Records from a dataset
========================================================================
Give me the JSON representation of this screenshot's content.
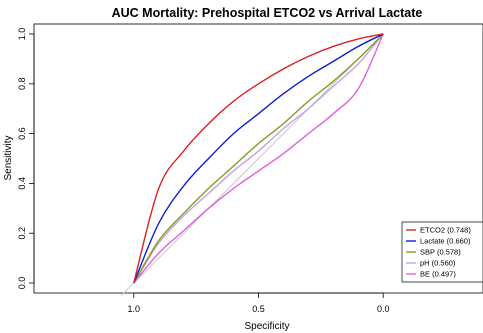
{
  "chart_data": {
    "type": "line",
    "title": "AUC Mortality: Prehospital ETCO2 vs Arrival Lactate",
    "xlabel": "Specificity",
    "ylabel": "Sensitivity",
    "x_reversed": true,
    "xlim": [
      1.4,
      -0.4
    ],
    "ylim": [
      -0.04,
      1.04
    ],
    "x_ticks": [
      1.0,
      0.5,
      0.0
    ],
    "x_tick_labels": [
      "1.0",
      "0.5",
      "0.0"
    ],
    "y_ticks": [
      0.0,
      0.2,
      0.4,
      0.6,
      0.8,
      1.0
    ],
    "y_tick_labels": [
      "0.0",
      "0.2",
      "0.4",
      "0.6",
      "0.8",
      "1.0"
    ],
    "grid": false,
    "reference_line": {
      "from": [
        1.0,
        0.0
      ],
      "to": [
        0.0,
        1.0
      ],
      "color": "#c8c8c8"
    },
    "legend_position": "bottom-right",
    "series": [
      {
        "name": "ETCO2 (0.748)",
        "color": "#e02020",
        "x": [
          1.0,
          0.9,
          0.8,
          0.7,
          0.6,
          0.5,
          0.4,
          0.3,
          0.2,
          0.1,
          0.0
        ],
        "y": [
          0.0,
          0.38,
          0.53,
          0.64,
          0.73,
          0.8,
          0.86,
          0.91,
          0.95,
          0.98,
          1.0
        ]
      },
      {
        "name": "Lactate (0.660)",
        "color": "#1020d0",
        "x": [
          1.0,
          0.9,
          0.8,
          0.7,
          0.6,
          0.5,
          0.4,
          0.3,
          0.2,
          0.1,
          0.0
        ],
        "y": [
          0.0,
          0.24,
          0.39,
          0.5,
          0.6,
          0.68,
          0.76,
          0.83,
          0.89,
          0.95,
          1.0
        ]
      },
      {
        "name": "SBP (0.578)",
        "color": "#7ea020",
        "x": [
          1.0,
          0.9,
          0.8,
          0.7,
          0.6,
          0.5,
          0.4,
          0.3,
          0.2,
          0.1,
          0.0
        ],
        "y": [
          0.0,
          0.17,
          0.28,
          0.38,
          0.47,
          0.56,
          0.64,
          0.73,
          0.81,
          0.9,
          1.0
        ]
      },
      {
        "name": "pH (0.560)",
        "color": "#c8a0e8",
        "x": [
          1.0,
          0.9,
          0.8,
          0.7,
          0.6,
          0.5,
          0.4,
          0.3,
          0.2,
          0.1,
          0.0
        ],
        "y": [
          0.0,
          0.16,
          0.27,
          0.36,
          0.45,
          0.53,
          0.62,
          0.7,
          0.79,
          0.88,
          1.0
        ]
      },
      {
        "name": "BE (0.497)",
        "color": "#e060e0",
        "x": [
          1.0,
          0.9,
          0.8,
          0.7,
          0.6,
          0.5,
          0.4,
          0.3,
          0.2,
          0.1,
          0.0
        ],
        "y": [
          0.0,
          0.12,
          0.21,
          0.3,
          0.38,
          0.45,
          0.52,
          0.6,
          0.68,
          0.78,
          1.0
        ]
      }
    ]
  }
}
========================================================================
# Requirement
Make an exact reproduction of the listing above, without any pictures.

# Answer to this exercise
Give me the JSON representation of this screenshot's content.
{
  "chart_data": {
    "type": "line",
    "title": "AUC Mortality: Prehospital ETCO2 vs Arrival Lactate",
    "xlabel": "Specificity",
    "ylabel": "Sensitivity",
    "x_reversed": true,
    "xlim": [
      1.4,
      -0.4
    ],
    "ylim": [
      -0.04,
      1.04
    ],
    "x_ticks": [
      1.0,
      0.5,
      0.0
    ],
    "x_tick_labels": [
      "1.0",
      "0.5",
      "0.0"
    ],
    "y_ticks": [
      0.0,
      0.2,
      0.4,
      0.6,
      0.8,
      1.0
    ],
    "y_tick_labels": [
      "0.0",
      "0.2",
      "0.4",
      "0.6",
      "0.8",
      "1.0"
    ],
    "grid": false,
    "reference_line": {
      "from": [
        1.0,
        0.0
      ],
      "to": [
        0.0,
        1.0
      ],
      "color": "#c8c8c8"
    },
    "legend_position": "bottom-right",
    "series": [
      {
        "name": "ETCO2 (0.748)",
        "color": "#e02020",
        "x": [
          1.0,
          0.9,
          0.8,
          0.7,
          0.6,
          0.5,
          0.4,
          0.3,
          0.2,
          0.1,
          0.0
        ],
        "y": [
          0.0,
          0.38,
          0.53,
          0.64,
          0.73,
          0.8,
          0.86,
          0.91,
          0.95,
          0.98,
          1.0
        ]
      },
      {
        "name": "Lactate (0.660)",
        "color": "#1020d0",
        "x": [
          1.0,
          0.9,
          0.8,
          0.7,
          0.6,
          0.5,
          0.4,
          0.3,
          0.2,
          0.1,
          0.0
        ],
        "y": [
          0.0,
          0.24,
          0.39,
          0.5,
          0.6,
          0.68,
          0.76,
          0.83,
          0.89,
          0.95,
          1.0
        ]
      },
      {
        "name": "SBP (0.578)",
        "color": "#7ea020",
        "x": [
          1.0,
          0.9,
          0.8,
          0.7,
          0.6,
          0.5,
          0.4,
          0.3,
          0.2,
          0.1,
          0.0
        ],
        "y": [
          0.0,
          0.17,
          0.28,
          0.38,
          0.47,
          0.56,
          0.64,
          0.73,
          0.81,
          0.9,
          1.0
        ]
      },
      {
        "name": "pH (0.560)",
        "color": "#c8a0e8",
        "x": [
          1.0,
          0.9,
          0.8,
          0.7,
          0.6,
          0.5,
          0.4,
          0.3,
          0.2,
          0.1,
          0.0
        ],
        "y": [
          0.0,
          0.16,
          0.27,
          0.36,
          0.45,
          0.53,
          0.62,
          0.7,
          0.79,
          0.88,
          1.0
        ]
      },
      {
        "name": "BE (0.497)",
        "color": "#e060e0",
        "x": [
          1.0,
          0.9,
          0.8,
          0.7,
          0.6,
          0.5,
          0.4,
          0.3,
          0.2,
          0.1,
          0.0
        ],
        "y": [
          0.0,
          0.12,
          0.21,
          0.3,
          0.38,
          0.45,
          0.52,
          0.6,
          0.68,
          0.78,
          1.0
        ]
      }
    ]
  }
}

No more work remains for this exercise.